<<<<

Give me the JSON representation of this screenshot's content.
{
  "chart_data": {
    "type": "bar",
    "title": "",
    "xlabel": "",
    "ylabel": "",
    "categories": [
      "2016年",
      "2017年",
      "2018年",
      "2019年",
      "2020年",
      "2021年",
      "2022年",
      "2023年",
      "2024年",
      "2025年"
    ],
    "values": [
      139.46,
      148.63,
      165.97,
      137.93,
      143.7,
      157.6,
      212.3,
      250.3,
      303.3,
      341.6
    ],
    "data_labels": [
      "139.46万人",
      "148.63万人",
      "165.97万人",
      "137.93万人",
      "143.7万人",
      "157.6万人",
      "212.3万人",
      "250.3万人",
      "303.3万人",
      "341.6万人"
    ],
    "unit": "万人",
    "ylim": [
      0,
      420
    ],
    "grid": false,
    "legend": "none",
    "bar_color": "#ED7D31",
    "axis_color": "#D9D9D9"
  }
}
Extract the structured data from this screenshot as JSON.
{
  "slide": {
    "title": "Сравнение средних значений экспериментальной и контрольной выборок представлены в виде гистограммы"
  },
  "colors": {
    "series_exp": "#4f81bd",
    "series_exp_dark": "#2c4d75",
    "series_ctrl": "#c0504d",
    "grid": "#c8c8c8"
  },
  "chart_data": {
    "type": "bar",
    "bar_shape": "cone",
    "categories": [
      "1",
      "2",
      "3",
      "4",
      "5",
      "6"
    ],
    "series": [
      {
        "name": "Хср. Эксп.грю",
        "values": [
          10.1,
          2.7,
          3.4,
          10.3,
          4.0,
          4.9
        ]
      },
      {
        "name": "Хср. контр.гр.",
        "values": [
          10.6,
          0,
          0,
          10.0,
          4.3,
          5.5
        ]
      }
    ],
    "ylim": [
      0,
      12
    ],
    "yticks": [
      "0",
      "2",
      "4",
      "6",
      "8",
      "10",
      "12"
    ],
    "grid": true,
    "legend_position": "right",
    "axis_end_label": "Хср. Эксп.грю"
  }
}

>>>>

*Short problem*. Write out the material from the first line to the last, exactly.

*Result of the task*.
Give me the JSON representation of this screenshot's content.
{
  "chart_data": {
    "type": "bar",
    "title": "",
    "xlabel": "",
    "ylabel": "",
    "categories": [
      "2016年",
      "2017年",
      "2018年",
      "2019年",
      "2020年",
      "2021年",
      "2022年",
      "2023年",
      "2024年",
      "2025年"
    ],
    "values": [
      139.46,
      148.63,
      165.97,
      137.93,
      143.7,
      157.6,
      212.3,
      250.3,
      303.3,
      341.6
    ],
    "data_labels": [
      "139.46万人",
      "148.63万人",
      "165.97万人",
      "137.93万人",
      "143.7万人",
      "157.6万人",
      "212.3万人",
      "250.3万人",
      "303.3万人",
      "341.6万人"
    ],
    "unit": "万人",
    "ylim": [
      0,
      420
    ],
    "grid": false,
    "legend": "none",
    "bar_color": "#ED7D31",
    "axis_color": "#D9D9D9"
  }
}
Extract the structured data from this screenshot as JSON.
{
  "slide": {
    "title": "Сравнение средних значений экспериментальной и контрольной выборок представлены в виде гистограммы"
  },
  "colors": {
    "series_exp": "#4f81bd",
    "series_exp_dark": "#2c4d75",
    "series_ctrl": "#c0504d",
    "grid": "#c8c8c8"
  },
  "chart_data": {
    "type": "bar",
    "bar_shape": "cone",
    "categories": [
      "1",
      "2",
      "3",
      "4",
      "5",
      "6"
    ],
    "series": [
      {
        "name": "Хср. Эксп.грю",
        "values": [
          10.1,
          2.7,
          3.4,
          10.3,
          4.0,
          4.9
        ]
      },
      {
        "name": "Хср. контр.гр.",
        "values": [
          10.6,
          0,
          0,
          10.0,
          4.3,
          5.5
        ]
      }
    ],
    "ylim": [
      0,
      12
    ],
    "yticks": [
      "0",
      "2",
      "4",
      "6",
      "8",
      "10",
      "12"
    ],
    "grid": true,
    "legend_position": "right",
    "axis_end_label": "Хср. Эксп.грю"
  }
}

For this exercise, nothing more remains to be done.